TRECHO DE ORIGEM.
>>>
Sonegação goleia corrupção

A discussão sobre o tamanho do Estado na vida da população é algo que se dá quotidianamente há, pelo menos, 300 anos. Desde que as idéias liberais começaram a se formar, como contraposição à política mercantilista, dos governos absolutistas europeus, o tema não saiu mais de cena. E, dentro deste campo de debate, a questão da carga tributária tem sido um dos itens mais calorosamente discutidos. O quanto se paga de imposto e a contrapartida nos serviços públicos é uma pauta bastante esmiuçada e, geralmente, motivo de intensas críticas pelo setor privado, que se vê como explorado pela gula estatal. O governo é concebido, com muita freqüência, como gastador, pouco eficiente e, mais que isso, corrupto. Em outras palavras, nunca há dinheiro que chegue para bancar os famintos orçamentos públicos.
<<<
Dados de disposição espacial.
>>>
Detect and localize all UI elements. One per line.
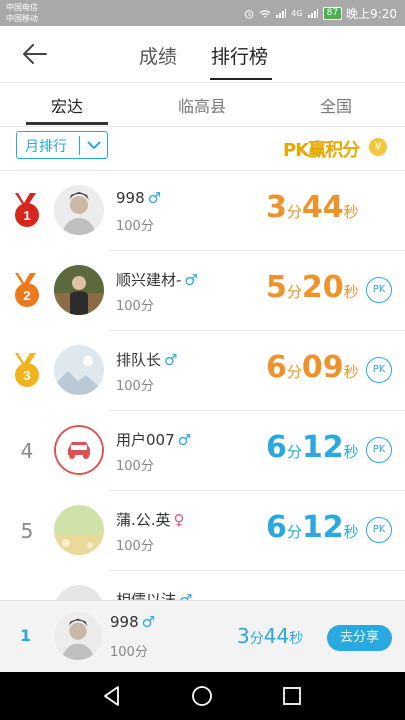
rank-number: 1 [23,208,30,223]
signal-icon [276,8,287,18]
list-item[interactable]: 4 用户007 ♂ 100分 6分12秒 PK [0,411,405,491]
player-score: 100分 [116,379,154,394]
avatar[interactable] [54,505,104,555]
leaderboard-list[interactable]: 1 998 ♂ 100分 3分44秒 2 顺兴建材- ♂ 100分 5分20秒 PK… [0,170,405,601]
pk-banner-text: PK赢积分 [283,140,360,161]
second-place-medal-icon: 2 [15,273,39,307]
player-name: 蒲.公.英 ♀ [116,511,185,529]
rank-number: 2 [23,288,30,303]
share-button[interactable]: 去分享 [327,625,392,651]
home-circle-icon[interactable] [190,684,214,708]
subtab-hongda[interactable]: 宏达 [51,93,83,117]
player-time: 6分12秒 [266,510,359,545]
gender-male-icon: ♂ [147,189,162,207]
player-score: 100分 [116,459,154,474]
status-icons: 4G 87 晚上9:20 [243,5,397,22]
wifi-icon [259,9,271,18]
list-item[interactable]: 2 顺兴建材- ♂ 100分 5分20秒 PK [0,251,405,331]
list-item[interactable]: 相儒以沫 ♂ [0,571,405,601]
coin-icon: ¥ [369,138,387,156]
app-header: 成绩 排行榜 [0,26,405,83]
avatar[interactable] [54,425,104,475]
player-time: 5分20秒 [266,270,359,305]
back-triangle-icon[interactable] [100,684,124,708]
player-time: 6分12秒 [266,430,359,465]
gender-male-icon: ♂ [164,351,178,369]
status-bar: 中国电信 中国移动 4G 87 晚上9:20 [0,0,405,26]
pk-button[interactable]: PK [366,277,392,303]
gender-male-icon: ♂ [141,613,156,631]
avatar[interactable] [54,265,104,315]
rank-number: 5 [20,519,34,543]
player-time: 6分09秒 [266,350,359,385]
list-item[interactable]: 1 998 ♂ 100分 3分44秒 [0,171,405,251]
active-tab-underline [210,78,272,80]
alarm-icon [245,9,254,19]
filter-label: 月排行 [25,139,67,155]
gender-female-icon: ♀ [173,511,185,529]
player-name: 顺兴建材- ♂ [116,271,198,289]
tab-leaderboard[interactable]: 排行榜 [211,42,268,69]
player-score: 100分 [116,539,154,554]
subtab-underline [26,122,108,125]
pk-button[interactable]: PK [366,517,392,543]
avatar[interactable] [54,345,104,395]
my-name: 998 ♂ [110,613,156,631]
player-name: 排​队长 ♂ [116,351,178,369]
my-rank-number: 1 [20,626,32,645]
gender-male-icon: ♂ [184,271,198,289]
rank-number: 3 [23,368,30,383]
pk-button[interactable]: PK [366,357,392,383]
pk-earn-points-banner[interactable]: PK赢积分 ¥ [281,134,393,162]
subtab-national[interactable]: 全国 [320,93,352,117]
third-place-medal-icon: 3 [15,353,39,387]
first-place-medal-icon: 1 [15,193,39,227]
rank-number: 4 [20,439,34,463]
carrier-labels: 中国电信 中国移动 [6,2,38,24]
recents-square-icon[interactable] [280,684,304,708]
list-item[interactable]: 5 蒲.公.英 ♀ 100分 6分12秒 PK [0,491,405,571]
avatar[interactable] [54,185,104,235]
clock: 晚上9:20 [346,7,397,21]
player-score: 100分 [116,219,154,234]
signal-2-icon [307,8,318,18]
carrier-2: 中国移动 [6,14,38,23]
scope-tabs: 宏达 临高县 全国 [0,82,405,127]
list-item[interactable]: 3 排​队长 ♂ 100分 6分09秒 PK [0,331,405,411]
player-time: 3分44秒 [266,190,359,225]
my-time: 3分44秒 [237,624,304,648]
subtab-lingao[interactable]: 临高县 [178,93,226,117]
tab-scores[interactable]: 成绩 [139,42,177,69]
filter-divider [79,136,80,155]
my-rank-bar: 1 998 ♂ 100分 3分44秒 去分享 [0,600,405,673]
battery-indicator: 87 [322,7,343,20]
player-name: 用户007 ♂ [116,431,192,449]
avatar[interactable] [54,585,104,601]
my-avatar[interactable] [54,612,102,660]
player-score: 100分 [116,299,154,314]
system-nav-bar [0,672,405,720]
my-score: 100分 [110,645,148,660]
pk-button[interactable]: PK [366,437,392,463]
player-name: 998 ♂ [116,189,162,207]
period-filter-dropdown[interactable]: 月排行 [16,131,108,159]
chevron-down-icon [87,141,101,150]
network-type: 4G [291,9,303,18]
arrow-left-icon[interactable] [20,40,50,68]
gender-male-icon: ♂ [177,431,192,449]
carrier-1: 中国电信 [6,3,38,12]
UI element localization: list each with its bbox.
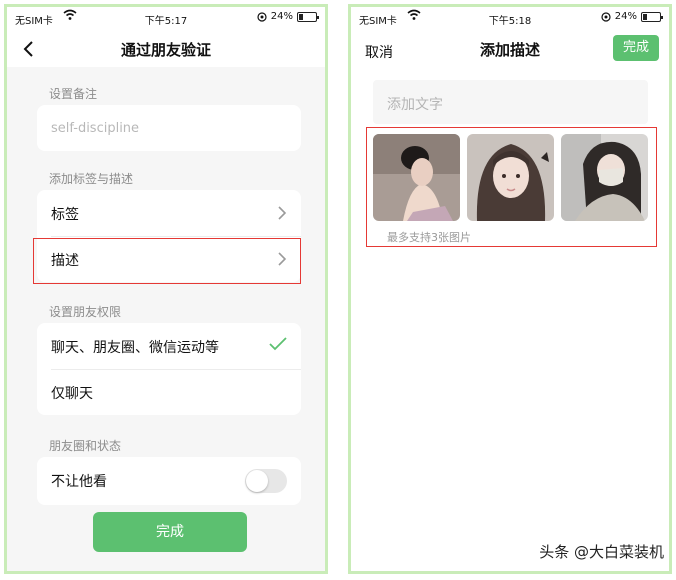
battery-percent: 24% (614, 11, 637, 22)
battery-icon (297, 11, 319, 22)
highlight-box-photos (366, 127, 657, 247)
right-phone-screen: 无SIM卡 下午5:18 24% 取消 添加描述 完成 添加文字 最多支持3张图… (348, 4, 672, 574)
hide-moments-row: 不让他看 (37, 457, 301, 503)
chevron-right-icon (278, 206, 287, 220)
permissions-card: 聊天、朋友圈、微信运动等 仅聊天 (37, 323, 301, 415)
orientation-lock-icon (257, 11, 267, 22)
left-phone-screen: 无SIM卡 下午5:17 24% 通过朋友验证 设置备注 self-discip… (4, 4, 328, 574)
permission-option-label: 聊天、朋友圈、微信运动等 (51, 340, 219, 356)
status-bar: 无SIM卡 下午5:17 24% (7, 7, 325, 29)
permission-option-all[interactable]: 聊天、朋友圈、微信运动等 (37, 323, 301, 369)
nav-bar: 取消 添加描述 完成 (351, 31, 669, 67)
status-right: 24% (257, 11, 319, 22)
permissions-section-label: 设置朋友权限 (49, 305, 122, 319)
description-placeholder: 添加文字 (387, 97, 443, 113)
moments-section-label: 朋友圈和状态 (49, 439, 122, 453)
stage: 无SIM卡 下午5:17 24% 通过朋友验证 设置备注 self-discip… (0, 0, 676, 580)
hide-moments-toggle[interactable] (245, 469, 287, 493)
tags-row-label: 标签 (51, 207, 79, 223)
done-button[interactable]: 完成 (613, 35, 659, 61)
checkmark-icon (269, 337, 287, 351)
permission-option-label: 仅聊天 (51, 386, 93, 402)
remark-value: self-discipline (51, 121, 140, 136)
remark-section-label: 设置备注 (49, 87, 98, 101)
hide-moments-label: 不让他看 (51, 474, 107, 490)
moments-card: 不让他看 (37, 457, 301, 505)
permission-option-chat-only[interactable]: 仅聊天 (37, 369, 301, 415)
status-right: 24% (601, 11, 663, 22)
highlight-box-description (33, 238, 301, 284)
battery-percent: 24% (270, 11, 293, 22)
orientation-lock-icon (601, 11, 611, 22)
page-title: 通过朋友验证 (120, 41, 211, 59)
description-text-input[interactable]: 添加文字 (373, 80, 648, 124)
tags-section-label: 添加标签与描述 (49, 172, 134, 186)
remark-field[interactable]: self-discipline (37, 105, 301, 151)
status-bar: 无SIM卡 下午5:18 24% (351, 7, 669, 29)
tags-row[interactable]: 标签 (37, 190, 301, 236)
toggle-knob (246, 470, 268, 492)
nav-bar: 通过朋友验证 (7, 31, 325, 67)
watermark: 头条 @大白菜装机 (539, 543, 664, 561)
verification-form: 设置备注 self-discipline 添加标签与描述 标签 描述 设置朋友权… (7, 67, 325, 571)
battery-icon (641, 11, 663, 22)
done-button[interactable]: 完成 (93, 512, 247, 552)
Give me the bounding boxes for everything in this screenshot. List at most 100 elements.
<<<
PEDIDO ESCRITO. Dê o que vem depois da última frase do texto sobre sonegação e carga tributária, dando continuidade a ele. Os registros não fazem falta aqui.

RESULTADO DA TAREFA.
Não há a menor sombra de duvidas que o setor privado tem razão quanto a necessidade de o setor público ser bem administrado e oferecer serviços de qualidade à população. Ser eficiente. Coisa óbvia. Saúde, educação, transportes etc. tem muitos problemas. Mas, e o outro lado? Cumpre mesmo criteriosamente com a sua parte de forma leal? Espírito cidadão e republicano? Afinal, sem recursos devidos o governo também não funcionará corretamente. E pouco se fala nisso. É muito raro nós observarmos a imprensa comercial tocar sobre sonegação de impostos. Assim, no meio de tanta desonestidade propagada diariamente envolvendo o governo, com desvios, propinas, esbanjamento, tem-se a aparência que o outro lado está tudo ‘barra limpa’, tudo ok. Honestidade cristalina. Será mesmo?

Segundo cálculos do Departamento de Competitividade e Tecnologia da FIESP – Federação das Indústrias do Estado de São Paulo, o custo anual médio da corrupção no Brasil, em valores de 2013, corresponde a 67 bilhões anuais. Outra fonte é a GOPAC – Organização Mundial de Parlamentares contra a Corrupção, que aponta o custo dela no Brasil chegando à casa dos R$ 80 bilhões por ano. É muito dinheiro, de fato, em qualquer das duas contabilidades. Porém, um vexame se anuncia: cálculos realizados pelo Sindicato Nacional dos Procuradores da Fazenda Nacional são deprimentes.  A sonegação de impostos no país atinge a casa dos R$ 500 bilhões / ano. Isto representa entre cinco a sete vezes o tamanho, o montante da corrupção. Um escândalo vergonhoso. Só que não causa alarido.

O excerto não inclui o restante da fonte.